(What needs to be done) Update the entries below by changing "Want Help?" to "Get Help" and leaving everything else the same.

(Excerpted records)

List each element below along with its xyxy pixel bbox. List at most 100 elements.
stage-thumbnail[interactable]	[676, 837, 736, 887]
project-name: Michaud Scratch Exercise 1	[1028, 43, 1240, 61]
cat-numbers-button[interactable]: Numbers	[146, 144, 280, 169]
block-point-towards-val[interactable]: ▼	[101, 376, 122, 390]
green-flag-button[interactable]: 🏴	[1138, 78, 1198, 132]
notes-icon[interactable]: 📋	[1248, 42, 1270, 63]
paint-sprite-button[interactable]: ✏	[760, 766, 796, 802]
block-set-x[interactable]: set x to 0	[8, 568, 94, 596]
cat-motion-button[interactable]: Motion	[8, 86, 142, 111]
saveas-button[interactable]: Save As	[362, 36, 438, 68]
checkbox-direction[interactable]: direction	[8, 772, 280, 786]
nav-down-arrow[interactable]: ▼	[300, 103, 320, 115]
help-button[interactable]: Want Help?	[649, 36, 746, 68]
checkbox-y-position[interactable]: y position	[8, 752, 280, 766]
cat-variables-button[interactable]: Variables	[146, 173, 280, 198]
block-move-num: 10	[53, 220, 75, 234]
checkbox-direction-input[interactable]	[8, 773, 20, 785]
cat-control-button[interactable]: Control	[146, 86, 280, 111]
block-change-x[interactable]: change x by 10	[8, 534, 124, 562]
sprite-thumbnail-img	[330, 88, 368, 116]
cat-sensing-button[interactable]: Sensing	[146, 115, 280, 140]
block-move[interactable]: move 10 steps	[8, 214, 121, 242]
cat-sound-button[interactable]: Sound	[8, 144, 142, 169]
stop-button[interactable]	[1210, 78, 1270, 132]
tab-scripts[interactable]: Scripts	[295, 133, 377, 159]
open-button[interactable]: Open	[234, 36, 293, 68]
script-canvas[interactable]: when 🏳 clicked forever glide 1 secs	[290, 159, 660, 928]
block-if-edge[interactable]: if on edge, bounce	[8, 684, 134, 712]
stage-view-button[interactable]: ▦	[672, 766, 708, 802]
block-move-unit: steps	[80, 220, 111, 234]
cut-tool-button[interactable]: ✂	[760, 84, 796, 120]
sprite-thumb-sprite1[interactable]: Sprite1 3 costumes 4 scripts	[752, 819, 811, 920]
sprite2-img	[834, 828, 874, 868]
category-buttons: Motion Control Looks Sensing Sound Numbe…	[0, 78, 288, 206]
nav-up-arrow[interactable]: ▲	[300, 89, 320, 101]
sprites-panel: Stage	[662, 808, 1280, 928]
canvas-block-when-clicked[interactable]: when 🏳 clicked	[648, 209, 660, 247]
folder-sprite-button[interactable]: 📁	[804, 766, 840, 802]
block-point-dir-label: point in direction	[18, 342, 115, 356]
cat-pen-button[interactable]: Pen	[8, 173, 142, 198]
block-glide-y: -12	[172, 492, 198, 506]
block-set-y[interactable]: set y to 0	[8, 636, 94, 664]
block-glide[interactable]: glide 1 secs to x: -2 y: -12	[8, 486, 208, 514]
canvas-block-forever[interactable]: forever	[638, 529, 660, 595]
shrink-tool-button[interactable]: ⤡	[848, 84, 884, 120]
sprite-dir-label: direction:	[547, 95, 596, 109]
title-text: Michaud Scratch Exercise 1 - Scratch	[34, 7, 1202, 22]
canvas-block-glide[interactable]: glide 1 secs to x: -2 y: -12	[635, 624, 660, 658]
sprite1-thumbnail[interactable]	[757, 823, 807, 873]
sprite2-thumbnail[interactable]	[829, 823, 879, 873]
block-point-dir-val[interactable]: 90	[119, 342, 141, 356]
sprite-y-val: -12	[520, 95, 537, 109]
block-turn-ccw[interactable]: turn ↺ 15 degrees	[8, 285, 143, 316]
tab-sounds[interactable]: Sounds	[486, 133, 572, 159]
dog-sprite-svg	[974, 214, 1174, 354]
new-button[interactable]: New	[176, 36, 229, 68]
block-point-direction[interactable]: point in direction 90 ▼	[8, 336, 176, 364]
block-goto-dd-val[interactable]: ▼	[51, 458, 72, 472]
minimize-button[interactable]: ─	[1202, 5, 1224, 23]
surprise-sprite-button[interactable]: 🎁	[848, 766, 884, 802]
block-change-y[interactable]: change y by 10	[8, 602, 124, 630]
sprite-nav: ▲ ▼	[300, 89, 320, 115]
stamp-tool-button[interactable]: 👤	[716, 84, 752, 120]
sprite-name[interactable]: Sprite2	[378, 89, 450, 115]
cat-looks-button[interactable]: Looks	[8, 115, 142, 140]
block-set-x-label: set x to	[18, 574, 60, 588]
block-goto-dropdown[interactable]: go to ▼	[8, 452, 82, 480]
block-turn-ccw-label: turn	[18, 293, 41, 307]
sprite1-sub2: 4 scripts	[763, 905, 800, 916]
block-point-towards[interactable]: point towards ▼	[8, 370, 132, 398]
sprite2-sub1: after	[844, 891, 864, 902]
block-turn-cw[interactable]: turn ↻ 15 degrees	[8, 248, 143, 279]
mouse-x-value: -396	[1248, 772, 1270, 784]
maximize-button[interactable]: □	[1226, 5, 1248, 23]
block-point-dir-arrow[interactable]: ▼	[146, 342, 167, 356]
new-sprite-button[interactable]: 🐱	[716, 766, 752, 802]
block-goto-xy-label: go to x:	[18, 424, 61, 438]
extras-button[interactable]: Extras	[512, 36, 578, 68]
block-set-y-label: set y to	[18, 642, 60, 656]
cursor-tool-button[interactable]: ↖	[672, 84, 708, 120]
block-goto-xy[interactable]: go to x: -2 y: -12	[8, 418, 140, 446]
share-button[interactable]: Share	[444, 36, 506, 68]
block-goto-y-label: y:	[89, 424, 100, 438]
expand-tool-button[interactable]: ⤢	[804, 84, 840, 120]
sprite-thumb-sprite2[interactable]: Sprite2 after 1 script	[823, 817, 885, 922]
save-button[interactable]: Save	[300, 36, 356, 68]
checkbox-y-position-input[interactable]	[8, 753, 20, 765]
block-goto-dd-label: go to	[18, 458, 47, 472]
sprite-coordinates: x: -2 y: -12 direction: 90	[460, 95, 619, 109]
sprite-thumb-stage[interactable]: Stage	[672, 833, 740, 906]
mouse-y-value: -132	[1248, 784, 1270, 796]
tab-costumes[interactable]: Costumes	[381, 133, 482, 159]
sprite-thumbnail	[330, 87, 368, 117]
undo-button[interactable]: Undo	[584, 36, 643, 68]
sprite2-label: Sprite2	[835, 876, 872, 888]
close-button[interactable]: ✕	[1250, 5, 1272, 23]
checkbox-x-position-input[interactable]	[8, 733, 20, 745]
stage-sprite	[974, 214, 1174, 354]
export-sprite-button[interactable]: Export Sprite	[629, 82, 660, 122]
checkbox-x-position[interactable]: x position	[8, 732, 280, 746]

(Result below)
List each element below along with its xyxy pixel bbox. List at most 100 elements.
stage-thumbnail[interactable]	[676, 837, 736, 887]
project-name: Michaud Scratch Exercise 1	[1028, 43, 1240, 61]
cat-numbers-button[interactable]: Numbers	[146, 144, 280, 169]
block-point-towards-val[interactable]: ▼	[101, 376, 122, 390]
green-flag-button[interactable]: 🏴	[1138, 78, 1198, 132]
notes-icon[interactable]: 📋	[1248, 42, 1270, 63]
paint-sprite-button[interactable]: ✏	[760, 766, 796, 802]
block-set-x[interactable]: set x to 0	[8, 568, 94, 596]
cat-motion-button[interactable]: Motion	[8, 86, 142, 111]
saveas-button[interactable]: Save As	[362, 36, 438, 68]
checkbox-direction[interactable]: direction	[8, 772, 280, 786]
nav-down-arrow[interactable]: ▼	[300, 103, 320, 115]
help-button[interactable]: Get Help	[649, 36, 746, 68]
checkbox-y-position[interactable]: y position	[8, 752, 280, 766]
cat-variables-button[interactable]: Variables	[146, 173, 280, 198]
block-move-num: 10	[53, 220, 75, 234]
checkbox-direction-input[interactable]	[8, 773, 20, 785]
cat-control-button[interactable]: Control	[146, 86, 280, 111]
block-change-x[interactable]: change x by 10	[8, 534, 124, 562]
sprite-thumbnail-img	[330, 88, 368, 116]
cat-sensing-button[interactable]: Sensing	[146, 115, 280, 140]
block-move[interactable]: move 10 steps	[8, 214, 121, 242]
cat-sound-button[interactable]: Sound	[8, 144, 142, 169]
stop-button[interactable]	[1210, 78, 1270, 132]
tab-scripts[interactable]: Scripts	[295, 133, 377, 159]
open-button[interactable]: Open	[234, 36, 293, 68]
script-canvas[interactable]: when 🏳 clicked forever glide 1 secs	[290, 159, 660, 928]
block-if-edge[interactable]: if on edge, bounce	[8, 684, 134, 712]
stage-view-button[interactable]: ▦	[672, 766, 708, 802]
block-move-unit: steps	[80, 220, 111, 234]
cut-tool-button[interactable]: ✂	[760, 84, 796, 120]
sprite-thumb-sprite1[interactable]: Sprite1 3 costumes 4 scripts	[752, 819, 811, 920]
sprite2-img	[834, 828, 874, 868]
category-buttons: Motion Control Looks Sensing Sound Numbe…	[0, 78, 288, 206]
nav-up-arrow[interactable]: ▲	[300, 89, 320, 101]
sprites-panel: Stage	[662, 808, 1280, 928]
canvas-block-when-clicked[interactable]: when 🏳 clicked	[648, 209, 660, 247]
folder-sprite-button[interactable]: 📁	[804, 766, 840, 802]
block-point-dir-label: point in direction	[18, 342, 115, 356]
cat-pen-button[interactable]: Pen	[8, 173, 142, 198]
block-glide-y: -12	[172, 492, 198, 506]
block-set-y[interactable]: set y to 0	[8, 636, 94, 664]
block-glide[interactable]: glide 1 secs to x: -2 y: -12	[8, 486, 208, 514]
canvas-block-forever[interactable]: forever	[638, 529, 660, 595]
shrink-tool-button[interactable]: ⤡	[848, 84, 884, 120]
sprite-dir-label: direction:	[547, 95, 596, 109]
title-text: Michaud Scratch Exercise 1 - Scratch	[34, 7, 1202, 22]
canvas-block-glide[interactable]: glide 1 secs to x: -2 y: -12	[635, 624, 660, 658]
sprite1-thumbnail[interactable]	[757, 823, 807, 873]
sprite2-thumbnail[interactable]	[829, 823, 879, 873]
block-point-dir-val[interactable]: 90	[119, 342, 141, 356]
sprite-y-val: -12	[520, 95, 537, 109]
block-turn-ccw[interactable]: turn ↺ 15 degrees	[8, 285, 143, 316]
tab-sounds[interactable]: Sounds	[486, 133, 572, 159]
dog-sprite-svg	[974, 214, 1174, 354]
new-button[interactable]: New	[176, 36, 229, 68]
block-point-direction[interactable]: point in direction 90 ▼	[8, 336, 176, 364]
block-goto-dd-val[interactable]: ▼	[51, 458, 72, 472]
minimize-button[interactable]: ─	[1202, 5, 1224, 23]
surprise-sprite-button[interactable]: 🎁	[848, 766, 884, 802]
block-change-y[interactable]: change y by 10	[8, 602, 124, 630]
sprite-nav: ▲ ▼	[300, 89, 320, 115]
stamp-tool-button[interactable]: 👤	[716, 84, 752, 120]
sprite-name[interactable]: Sprite2	[378, 89, 450, 115]
cat-looks-button[interactable]: Looks	[8, 115, 142, 140]
block-set-x-label: set x to	[18, 574, 60, 588]
block-goto-dropdown[interactable]: go to ▼	[8, 452, 82, 480]
block-turn-ccw-label: turn	[18, 293, 41, 307]
sprite1-sub2: 4 scripts	[763, 905, 800, 916]
block-point-towards[interactable]: point towards ▼	[8, 370, 132, 398]
sprite2-sub1: after	[844, 891, 864, 902]
block-turn-cw[interactable]: turn ↻ 15 degrees	[8, 248, 143, 279]
mouse-x-value: -396	[1248, 772, 1270, 784]
maximize-button[interactable]: □	[1226, 5, 1248, 23]
block-point-dir-arrow[interactable]: ▼	[146, 342, 167, 356]
new-sprite-button[interactable]: 🐱	[716, 766, 752, 802]
block-goto-xy-label: go to x:	[18, 424, 61, 438]
extras-button[interactable]: Extras	[512, 36, 578, 68]
block-set-y-label: set y to	[18, 642, 60, 656]
cursor-tool-button[interactable]: ↖	[672, 84, 708, 120]
block-goto-xy[interactable]: go to x: -2 y: -12	[8, 418, 140, 446]
share-button[interactable]: Share	[444, 36, 506, 68]
block-goto-y-label: y:	[89, 424, 100, 438]
expand-tool-button[interactable]: ⤢	[804, 84, 840, 120]
sprite-thumb-sprite2[interactable]: Sprite2 after 1 script	[823, 817, 885, 922]
save-button[interactable]: Save	[300, 36, 356, 68]
checkbox-y-position-input[interactable]	[8, 753, 20, 765]
block-goto-dd-label: go to	[18, 458, 47, 472]
sprite-coordinates: x: -2 y: -12 direction: 90	[460, 95, 619, 109]
sprite-thumb-stage[interactable]: Stage	[672, 833, 740, 906]
mouse-y-value: -132	[1248, 784, 1270, 796]
tab-costumes[interactable]: Costumes	[381, 133, 482, 159]
sprite-thumbnail	[330, 87, 368, 117]
undo-button[interactable]: Undo	[584, 36, 643, 68]
sprite2-label: Sprite2	[835, 876, 872, 888]
close-button[interactable]: ✕	[1250, 5, 1272, 23]
checkbox-x-position-input[interactable]	[8, 733, 20, 745]
stage-sprite	[974, 214, 1174, 354]
export-sprite-button[interactable]: Export Sprite	[629, 82, 660, 122]
checkbox-x-position[interactable]: x position	[8, 732, 280, 746]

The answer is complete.